» Work instructions: Go through the material below and count the lines with the string "boats"; the number is the whole answer.

» Material provided:

>>

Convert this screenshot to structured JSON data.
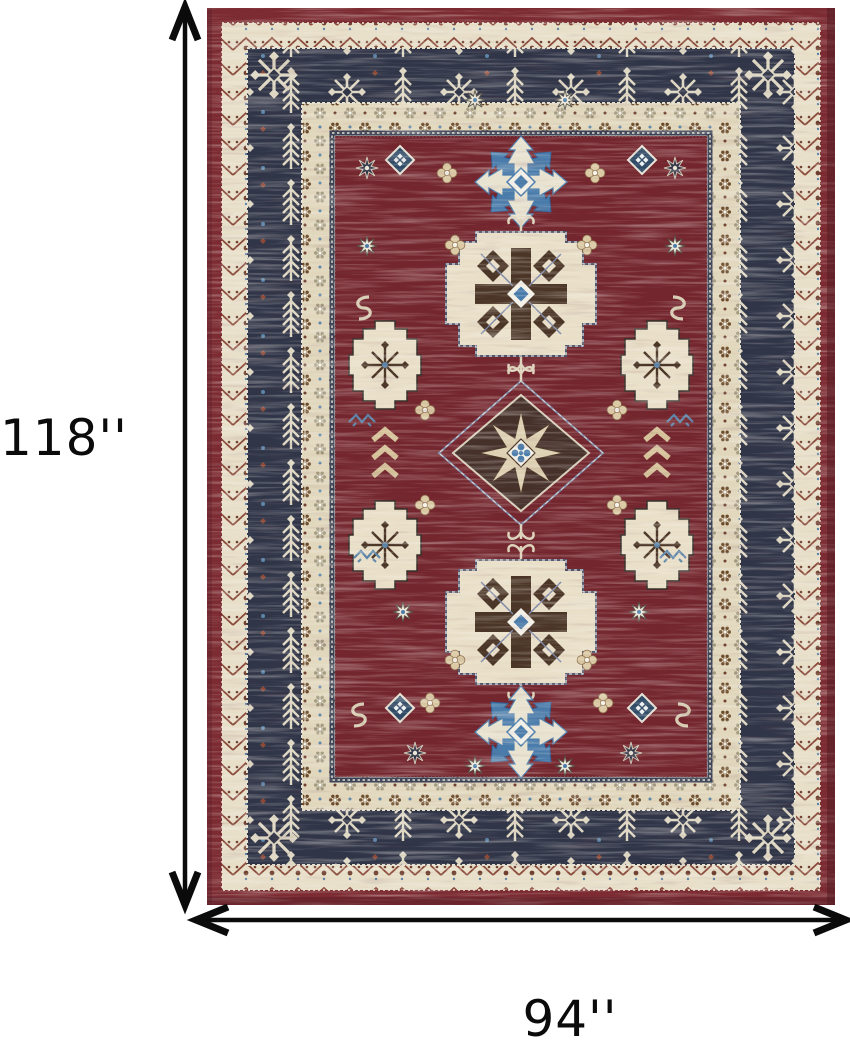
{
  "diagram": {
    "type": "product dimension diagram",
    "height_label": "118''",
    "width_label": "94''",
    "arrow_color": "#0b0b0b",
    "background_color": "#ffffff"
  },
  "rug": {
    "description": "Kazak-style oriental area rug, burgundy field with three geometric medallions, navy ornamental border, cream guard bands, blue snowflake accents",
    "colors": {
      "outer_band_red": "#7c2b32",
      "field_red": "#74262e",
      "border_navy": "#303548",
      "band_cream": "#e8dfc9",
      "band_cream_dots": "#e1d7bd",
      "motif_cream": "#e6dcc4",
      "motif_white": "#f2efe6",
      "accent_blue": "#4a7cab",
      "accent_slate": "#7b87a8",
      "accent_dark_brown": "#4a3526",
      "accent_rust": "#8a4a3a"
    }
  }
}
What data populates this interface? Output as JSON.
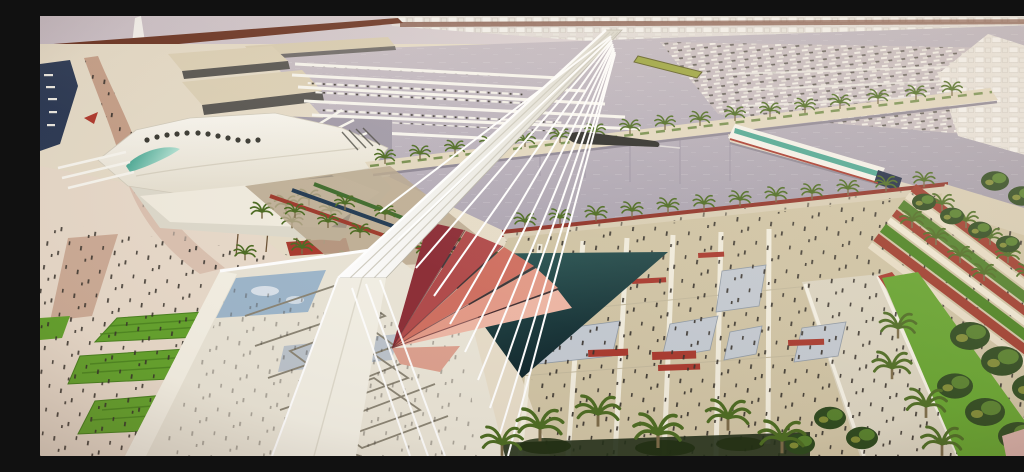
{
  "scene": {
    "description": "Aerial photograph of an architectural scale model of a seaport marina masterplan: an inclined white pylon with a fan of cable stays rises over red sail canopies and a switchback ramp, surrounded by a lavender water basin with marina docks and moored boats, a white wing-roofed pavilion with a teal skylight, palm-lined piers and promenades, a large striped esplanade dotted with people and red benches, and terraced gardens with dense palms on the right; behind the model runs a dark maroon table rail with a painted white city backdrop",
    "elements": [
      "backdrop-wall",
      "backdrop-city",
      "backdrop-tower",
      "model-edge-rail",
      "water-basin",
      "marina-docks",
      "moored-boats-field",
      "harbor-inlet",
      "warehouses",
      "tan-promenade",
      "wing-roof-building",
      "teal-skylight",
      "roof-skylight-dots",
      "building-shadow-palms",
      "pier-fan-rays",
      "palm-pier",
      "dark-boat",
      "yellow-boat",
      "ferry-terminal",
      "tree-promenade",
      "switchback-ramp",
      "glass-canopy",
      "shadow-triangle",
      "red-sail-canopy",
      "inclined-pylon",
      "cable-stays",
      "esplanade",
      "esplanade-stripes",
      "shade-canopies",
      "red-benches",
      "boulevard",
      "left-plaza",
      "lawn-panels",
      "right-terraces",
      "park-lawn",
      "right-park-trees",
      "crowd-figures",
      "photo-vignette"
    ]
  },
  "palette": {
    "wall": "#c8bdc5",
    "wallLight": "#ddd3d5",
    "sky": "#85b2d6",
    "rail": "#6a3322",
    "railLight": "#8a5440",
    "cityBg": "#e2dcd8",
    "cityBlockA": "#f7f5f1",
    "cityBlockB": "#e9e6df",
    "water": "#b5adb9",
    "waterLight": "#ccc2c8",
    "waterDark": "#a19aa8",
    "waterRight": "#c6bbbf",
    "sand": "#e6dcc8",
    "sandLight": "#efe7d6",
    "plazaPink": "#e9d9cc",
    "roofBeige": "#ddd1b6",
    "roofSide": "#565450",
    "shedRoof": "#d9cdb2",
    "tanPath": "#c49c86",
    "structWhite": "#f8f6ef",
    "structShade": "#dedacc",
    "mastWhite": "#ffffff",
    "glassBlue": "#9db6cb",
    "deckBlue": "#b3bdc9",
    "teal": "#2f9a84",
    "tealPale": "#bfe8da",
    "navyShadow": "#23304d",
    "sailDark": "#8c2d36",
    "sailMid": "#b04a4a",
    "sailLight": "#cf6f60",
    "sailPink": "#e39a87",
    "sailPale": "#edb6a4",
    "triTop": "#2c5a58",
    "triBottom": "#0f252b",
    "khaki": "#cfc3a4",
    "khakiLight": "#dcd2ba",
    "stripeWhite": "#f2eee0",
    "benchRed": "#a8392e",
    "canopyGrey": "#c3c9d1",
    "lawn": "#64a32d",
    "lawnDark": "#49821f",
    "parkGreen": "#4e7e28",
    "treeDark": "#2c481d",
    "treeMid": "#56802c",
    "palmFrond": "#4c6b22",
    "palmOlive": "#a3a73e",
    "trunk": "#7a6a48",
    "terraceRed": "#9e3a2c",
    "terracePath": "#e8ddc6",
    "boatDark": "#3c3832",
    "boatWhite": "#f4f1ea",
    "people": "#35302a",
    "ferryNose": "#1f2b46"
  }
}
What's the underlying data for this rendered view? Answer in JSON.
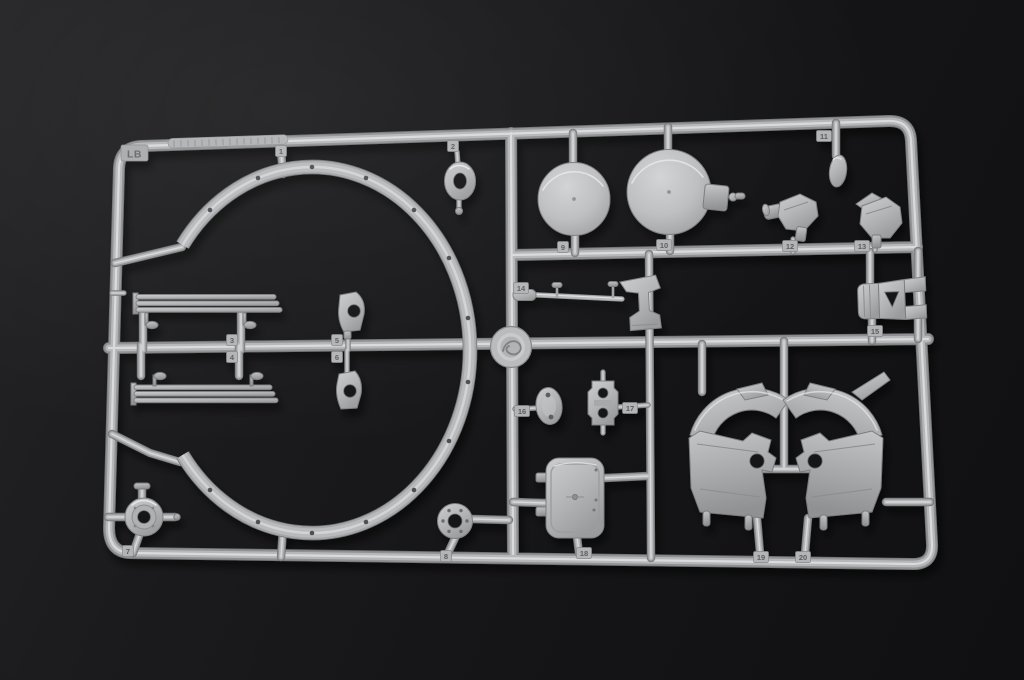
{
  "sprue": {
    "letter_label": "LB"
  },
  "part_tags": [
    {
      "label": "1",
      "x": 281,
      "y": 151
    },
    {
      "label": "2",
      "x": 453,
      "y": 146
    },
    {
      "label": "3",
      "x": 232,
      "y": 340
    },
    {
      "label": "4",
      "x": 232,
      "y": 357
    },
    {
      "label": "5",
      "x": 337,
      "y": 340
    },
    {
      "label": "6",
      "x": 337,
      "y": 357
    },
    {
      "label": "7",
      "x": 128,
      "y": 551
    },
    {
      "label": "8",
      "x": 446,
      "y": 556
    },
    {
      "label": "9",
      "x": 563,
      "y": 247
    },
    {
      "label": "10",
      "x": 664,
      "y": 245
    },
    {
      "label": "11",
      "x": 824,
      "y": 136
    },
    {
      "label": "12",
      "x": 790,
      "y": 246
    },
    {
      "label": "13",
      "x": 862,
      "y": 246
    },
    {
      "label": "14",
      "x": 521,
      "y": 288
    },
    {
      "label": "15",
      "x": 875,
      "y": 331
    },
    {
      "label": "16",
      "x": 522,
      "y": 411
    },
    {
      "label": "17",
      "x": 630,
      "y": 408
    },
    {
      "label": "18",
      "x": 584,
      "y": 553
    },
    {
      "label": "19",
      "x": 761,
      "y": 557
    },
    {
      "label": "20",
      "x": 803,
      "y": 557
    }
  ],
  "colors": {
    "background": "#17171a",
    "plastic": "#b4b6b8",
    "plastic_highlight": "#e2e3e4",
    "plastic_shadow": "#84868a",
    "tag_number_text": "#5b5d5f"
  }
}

<<
>>

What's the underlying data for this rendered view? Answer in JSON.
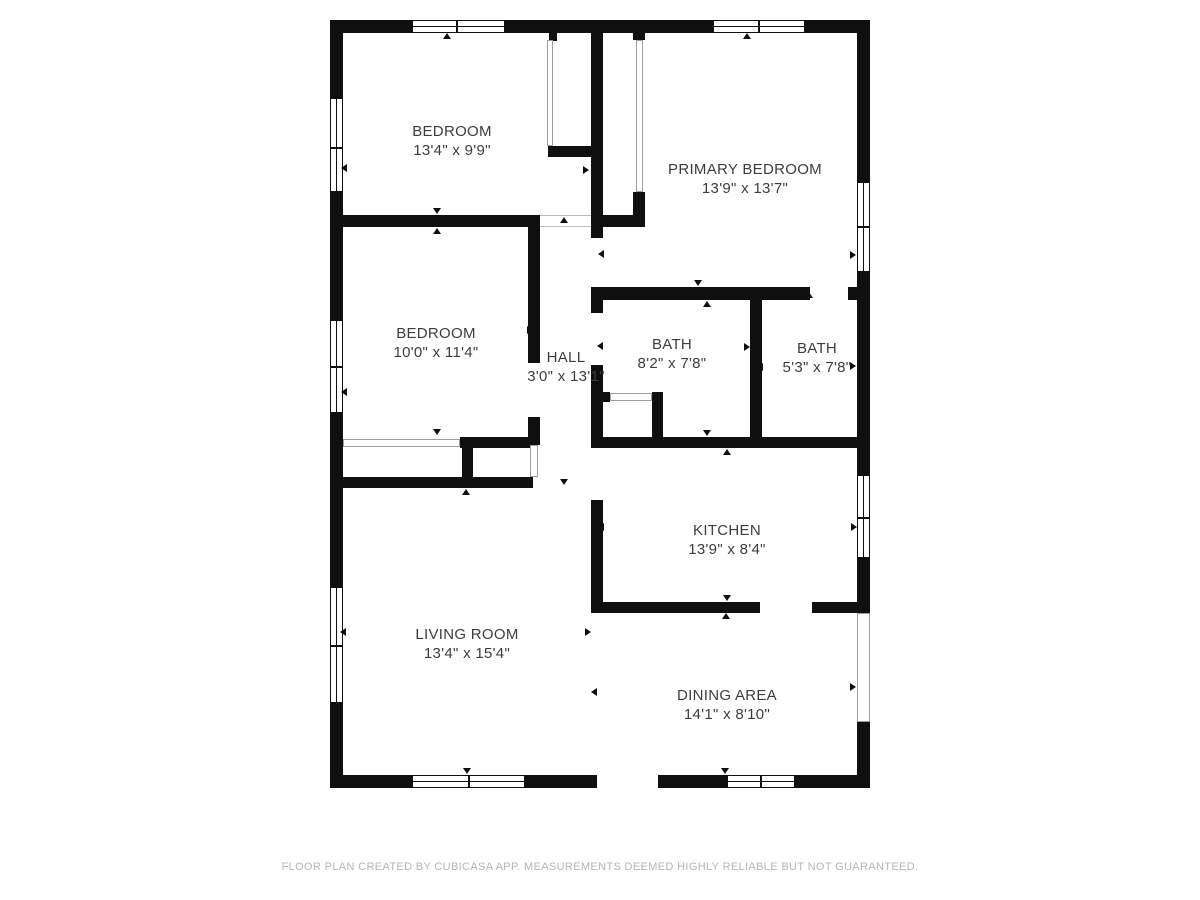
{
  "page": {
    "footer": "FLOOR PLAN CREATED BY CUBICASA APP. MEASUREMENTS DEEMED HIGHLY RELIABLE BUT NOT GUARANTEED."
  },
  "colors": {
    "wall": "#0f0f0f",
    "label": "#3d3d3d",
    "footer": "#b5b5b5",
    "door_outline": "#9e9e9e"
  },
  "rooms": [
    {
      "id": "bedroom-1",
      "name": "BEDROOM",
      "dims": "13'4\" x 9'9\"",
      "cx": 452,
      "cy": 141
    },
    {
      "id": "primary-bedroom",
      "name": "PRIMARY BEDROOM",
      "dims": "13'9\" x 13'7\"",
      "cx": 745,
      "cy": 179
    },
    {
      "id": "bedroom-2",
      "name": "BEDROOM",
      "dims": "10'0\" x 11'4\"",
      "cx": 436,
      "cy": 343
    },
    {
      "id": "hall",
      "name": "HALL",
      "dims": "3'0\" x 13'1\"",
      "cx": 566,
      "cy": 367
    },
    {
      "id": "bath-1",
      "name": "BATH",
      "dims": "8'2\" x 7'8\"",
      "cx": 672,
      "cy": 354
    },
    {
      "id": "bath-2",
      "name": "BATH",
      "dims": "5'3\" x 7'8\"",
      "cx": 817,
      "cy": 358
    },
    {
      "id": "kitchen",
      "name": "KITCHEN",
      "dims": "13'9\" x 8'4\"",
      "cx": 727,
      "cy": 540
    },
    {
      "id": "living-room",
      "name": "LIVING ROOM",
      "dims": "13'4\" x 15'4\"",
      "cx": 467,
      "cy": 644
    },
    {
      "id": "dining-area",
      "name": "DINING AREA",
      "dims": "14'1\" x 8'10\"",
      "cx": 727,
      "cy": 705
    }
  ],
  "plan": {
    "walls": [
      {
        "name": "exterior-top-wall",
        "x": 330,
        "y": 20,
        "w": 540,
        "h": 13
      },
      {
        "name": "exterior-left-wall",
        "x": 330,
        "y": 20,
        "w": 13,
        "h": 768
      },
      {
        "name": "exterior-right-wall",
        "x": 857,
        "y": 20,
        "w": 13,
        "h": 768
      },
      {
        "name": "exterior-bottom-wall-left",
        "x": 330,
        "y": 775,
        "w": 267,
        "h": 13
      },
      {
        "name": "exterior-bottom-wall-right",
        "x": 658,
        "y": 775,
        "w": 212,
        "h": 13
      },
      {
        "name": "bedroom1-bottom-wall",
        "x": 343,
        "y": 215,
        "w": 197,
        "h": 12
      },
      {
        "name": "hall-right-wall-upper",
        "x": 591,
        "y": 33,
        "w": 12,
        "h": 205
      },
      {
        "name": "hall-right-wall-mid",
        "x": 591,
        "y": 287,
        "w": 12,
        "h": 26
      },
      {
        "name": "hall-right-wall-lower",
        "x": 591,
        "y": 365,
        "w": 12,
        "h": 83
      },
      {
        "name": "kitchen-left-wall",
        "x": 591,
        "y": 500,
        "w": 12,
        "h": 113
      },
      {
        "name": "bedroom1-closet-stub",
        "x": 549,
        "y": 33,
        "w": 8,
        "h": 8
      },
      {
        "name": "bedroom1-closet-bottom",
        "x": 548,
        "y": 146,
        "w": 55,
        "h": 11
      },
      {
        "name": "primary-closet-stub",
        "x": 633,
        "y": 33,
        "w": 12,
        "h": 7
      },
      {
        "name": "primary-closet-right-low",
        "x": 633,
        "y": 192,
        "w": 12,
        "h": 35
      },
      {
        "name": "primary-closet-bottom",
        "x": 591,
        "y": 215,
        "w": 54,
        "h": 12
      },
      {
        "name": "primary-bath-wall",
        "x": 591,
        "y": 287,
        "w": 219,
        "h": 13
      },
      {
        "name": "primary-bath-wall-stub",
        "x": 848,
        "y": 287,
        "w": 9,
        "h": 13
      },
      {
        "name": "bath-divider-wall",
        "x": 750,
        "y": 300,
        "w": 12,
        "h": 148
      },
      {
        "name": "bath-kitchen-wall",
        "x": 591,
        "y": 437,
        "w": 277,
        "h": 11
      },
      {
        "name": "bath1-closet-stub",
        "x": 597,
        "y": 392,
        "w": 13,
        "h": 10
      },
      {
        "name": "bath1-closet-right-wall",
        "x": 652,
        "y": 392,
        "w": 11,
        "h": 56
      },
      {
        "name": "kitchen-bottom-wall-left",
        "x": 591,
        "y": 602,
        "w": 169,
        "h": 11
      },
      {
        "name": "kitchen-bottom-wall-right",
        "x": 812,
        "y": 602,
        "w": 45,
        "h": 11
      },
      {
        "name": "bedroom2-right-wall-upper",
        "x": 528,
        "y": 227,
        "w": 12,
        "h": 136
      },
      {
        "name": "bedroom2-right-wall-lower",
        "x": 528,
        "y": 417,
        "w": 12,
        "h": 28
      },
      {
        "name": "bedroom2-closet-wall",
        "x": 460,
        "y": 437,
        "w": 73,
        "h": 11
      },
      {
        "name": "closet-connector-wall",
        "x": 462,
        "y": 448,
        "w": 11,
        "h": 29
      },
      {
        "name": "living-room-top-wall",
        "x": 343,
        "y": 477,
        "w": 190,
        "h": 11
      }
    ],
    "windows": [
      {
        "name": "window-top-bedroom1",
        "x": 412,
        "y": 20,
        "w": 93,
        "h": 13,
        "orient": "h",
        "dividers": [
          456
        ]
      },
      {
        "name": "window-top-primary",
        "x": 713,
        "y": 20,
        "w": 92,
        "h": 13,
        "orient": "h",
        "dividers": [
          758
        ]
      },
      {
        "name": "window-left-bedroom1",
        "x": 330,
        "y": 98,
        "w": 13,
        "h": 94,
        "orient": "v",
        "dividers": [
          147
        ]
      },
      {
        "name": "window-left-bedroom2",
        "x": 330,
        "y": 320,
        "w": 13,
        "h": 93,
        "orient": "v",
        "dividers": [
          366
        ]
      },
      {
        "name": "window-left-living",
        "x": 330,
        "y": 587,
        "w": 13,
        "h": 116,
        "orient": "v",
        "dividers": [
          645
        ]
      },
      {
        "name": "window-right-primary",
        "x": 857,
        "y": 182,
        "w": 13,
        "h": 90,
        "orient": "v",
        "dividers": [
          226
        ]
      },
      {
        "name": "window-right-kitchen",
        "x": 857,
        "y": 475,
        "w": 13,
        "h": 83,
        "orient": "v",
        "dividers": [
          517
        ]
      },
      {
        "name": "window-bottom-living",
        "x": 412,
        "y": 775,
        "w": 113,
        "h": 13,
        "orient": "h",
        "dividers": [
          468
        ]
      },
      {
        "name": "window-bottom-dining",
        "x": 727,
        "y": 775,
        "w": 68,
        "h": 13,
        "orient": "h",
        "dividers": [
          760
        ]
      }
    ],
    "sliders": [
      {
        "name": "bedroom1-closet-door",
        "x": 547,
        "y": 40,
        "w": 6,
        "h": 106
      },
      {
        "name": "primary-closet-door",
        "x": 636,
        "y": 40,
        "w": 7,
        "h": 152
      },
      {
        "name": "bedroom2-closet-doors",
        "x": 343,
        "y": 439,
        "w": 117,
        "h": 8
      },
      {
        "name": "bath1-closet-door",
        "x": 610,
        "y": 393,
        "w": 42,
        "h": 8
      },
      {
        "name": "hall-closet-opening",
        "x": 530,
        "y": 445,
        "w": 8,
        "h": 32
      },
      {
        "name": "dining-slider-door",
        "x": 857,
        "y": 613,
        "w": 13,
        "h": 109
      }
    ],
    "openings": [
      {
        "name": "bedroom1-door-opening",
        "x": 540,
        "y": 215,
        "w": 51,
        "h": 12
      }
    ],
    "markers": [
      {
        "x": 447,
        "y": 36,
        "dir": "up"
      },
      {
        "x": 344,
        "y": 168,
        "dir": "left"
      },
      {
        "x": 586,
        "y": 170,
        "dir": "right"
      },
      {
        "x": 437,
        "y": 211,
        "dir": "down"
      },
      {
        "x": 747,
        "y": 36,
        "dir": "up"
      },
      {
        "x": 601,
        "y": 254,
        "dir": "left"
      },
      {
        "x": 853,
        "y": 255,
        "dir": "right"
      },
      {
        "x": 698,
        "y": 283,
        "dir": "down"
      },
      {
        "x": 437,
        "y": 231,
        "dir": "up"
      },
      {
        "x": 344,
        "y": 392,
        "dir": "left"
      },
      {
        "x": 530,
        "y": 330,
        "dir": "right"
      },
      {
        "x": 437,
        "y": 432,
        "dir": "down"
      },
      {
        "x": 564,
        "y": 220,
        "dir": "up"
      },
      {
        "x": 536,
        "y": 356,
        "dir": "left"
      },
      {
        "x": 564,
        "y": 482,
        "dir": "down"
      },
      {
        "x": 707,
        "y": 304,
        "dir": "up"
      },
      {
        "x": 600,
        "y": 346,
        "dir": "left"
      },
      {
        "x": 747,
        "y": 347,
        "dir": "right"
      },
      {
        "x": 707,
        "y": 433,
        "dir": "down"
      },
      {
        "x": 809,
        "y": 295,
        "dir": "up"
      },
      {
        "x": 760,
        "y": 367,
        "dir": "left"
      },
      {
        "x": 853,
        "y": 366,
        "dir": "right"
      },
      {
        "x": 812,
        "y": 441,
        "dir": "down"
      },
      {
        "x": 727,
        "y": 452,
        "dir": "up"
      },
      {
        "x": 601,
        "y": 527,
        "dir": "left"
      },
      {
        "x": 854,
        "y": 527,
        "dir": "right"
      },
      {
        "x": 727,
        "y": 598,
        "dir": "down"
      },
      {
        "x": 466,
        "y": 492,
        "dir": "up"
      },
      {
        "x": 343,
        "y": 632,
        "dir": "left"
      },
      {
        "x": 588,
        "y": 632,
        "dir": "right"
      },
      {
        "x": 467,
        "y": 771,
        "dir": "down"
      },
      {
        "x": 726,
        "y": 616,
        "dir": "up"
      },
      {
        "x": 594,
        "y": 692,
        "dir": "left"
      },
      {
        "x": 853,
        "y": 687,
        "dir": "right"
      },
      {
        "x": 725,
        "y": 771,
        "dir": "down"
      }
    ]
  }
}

<<

» The completed task: 2